_GIVEN INFORMATION_.
★ ★ ★

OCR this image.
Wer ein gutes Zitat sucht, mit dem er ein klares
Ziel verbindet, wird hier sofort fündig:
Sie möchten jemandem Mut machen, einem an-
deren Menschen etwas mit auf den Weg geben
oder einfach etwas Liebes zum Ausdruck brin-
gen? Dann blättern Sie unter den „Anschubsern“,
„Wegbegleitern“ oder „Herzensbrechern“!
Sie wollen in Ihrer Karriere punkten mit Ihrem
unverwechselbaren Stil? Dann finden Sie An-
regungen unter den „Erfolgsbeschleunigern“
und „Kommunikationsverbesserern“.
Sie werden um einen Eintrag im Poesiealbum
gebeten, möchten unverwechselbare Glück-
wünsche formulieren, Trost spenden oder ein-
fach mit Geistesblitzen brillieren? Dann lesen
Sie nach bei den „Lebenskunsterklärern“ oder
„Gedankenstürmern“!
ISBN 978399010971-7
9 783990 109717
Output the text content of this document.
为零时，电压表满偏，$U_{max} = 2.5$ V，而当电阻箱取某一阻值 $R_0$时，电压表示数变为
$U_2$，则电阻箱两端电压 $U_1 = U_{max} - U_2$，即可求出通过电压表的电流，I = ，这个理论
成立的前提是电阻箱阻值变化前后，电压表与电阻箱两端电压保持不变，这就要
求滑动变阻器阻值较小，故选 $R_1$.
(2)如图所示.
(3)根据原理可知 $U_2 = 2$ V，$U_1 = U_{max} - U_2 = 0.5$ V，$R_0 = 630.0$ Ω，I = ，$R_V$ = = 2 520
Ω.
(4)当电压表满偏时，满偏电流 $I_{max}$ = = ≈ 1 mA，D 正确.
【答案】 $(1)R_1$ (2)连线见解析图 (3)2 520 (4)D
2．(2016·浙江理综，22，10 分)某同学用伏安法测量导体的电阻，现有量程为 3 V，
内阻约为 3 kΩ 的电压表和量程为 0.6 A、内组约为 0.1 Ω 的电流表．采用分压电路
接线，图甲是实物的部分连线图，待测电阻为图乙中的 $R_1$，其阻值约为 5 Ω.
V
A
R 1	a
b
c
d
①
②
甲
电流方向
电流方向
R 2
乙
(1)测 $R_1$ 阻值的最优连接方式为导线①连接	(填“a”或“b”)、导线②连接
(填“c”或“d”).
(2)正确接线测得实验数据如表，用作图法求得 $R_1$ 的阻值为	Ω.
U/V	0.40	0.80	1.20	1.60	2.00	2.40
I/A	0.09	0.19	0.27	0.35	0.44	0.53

★ ★ ★

_GIVEN PROBLEM_. Write the entries again, exactly as they stand.

_EXERCISE OUTPUT_.
OCR this image.
Wer ein gutes Zitat sucht, mit dem er ein klares
Ziel verbindet, wird hier sofort fündig:
Sie möchten jemandem Mut machen, einem an-
deren Menschen etwas mit auf den Weg geben
oder einfach etwas Liebes zum Ausdruck brin-
gen? Dann blättern Sie unter den „Anschubsern“,
„Wegbegleitern“ oder „Herzensbrechern“!
Sie wollen in Ihrer Karriere punkten mit Ihrem
unverwechselbaren Stil? Dann finden Sie An-
regungen unter den „Erfolgsbeschleunigern“
und „Kommunikationsverbesserern“.
Sie werden um einen Eintrag im Poesiealbum
gebeten, möchten unverwechselbare Glück-
wünsche formulieren, Trost spenden oder ein-
fach mit Geistesblitzen brillieren? Dann lesen
Sie nach bei den „Lebenskunsterklärern“ oder
„Gedankenstürmern“!
ISBN 978399010971-7
9 783990 109717
Output the text content of this document.
为零时，电压表满偏，$U_{max} = 2.5$ V，而当电阻箱取某一阻值 $R_0$时，电压表示数变为
$U_2$，则电阻箱两端电压 $U_1 = U_{max} - U_2$，即可求出通过电压表的电流，I = ，这个理论
成立的前提是电阻箱阻值变化前后，电压表与电阻箱两端电压保持不变，这就要
求滑动变阻器阻值较小，故选 $R_1$.
(2)如图所示.
(3)根据原理可知 $U_2 = 2$ V，$U_1 = U_{max} - U_2 = 0.5$ V，$R_0 = 630.0$ Ω，I = ，$R_V$ = = 2 520
Ω.
(4)当电压表满偏时，满偏电流 $I_{max}$ = = ≈ 1 mA，D 正确.
【答案】 $(1)R_1$ (2)连线见解析图 (3)2 520 (4)D
2．(2016·浙江理综，22，10 分)某同学用伏安法测量导体的电阻，现有量程为 3 V，
内阻约为 3 kΩ 的电压表和量程为 0.6 A、内组约为 0.1 Ω 的电流表．采用分压电路
接线，图甲是实物的部分连线图，待测电阻为图乙中的 $R_1$，其阻值约为 5 Ω.
V
A
R 1	a
b
c
d
①
②
甲
电流方向
电流方向
R 2
乙
(1)测 $R_1$ 阻值的最优连接方式为导线①连接	(填“a”或“b”)、导线②连接
(填“c”或“d”).
(2)正确接线测得实验数据如表，用作图法求得 $R_1$ 的阻值为	Ω.
U/V	0.40	0.80	1.20	1.60	2.00	2.40
I/A	0.09	0.19	0.27	0.35	0.44	0.53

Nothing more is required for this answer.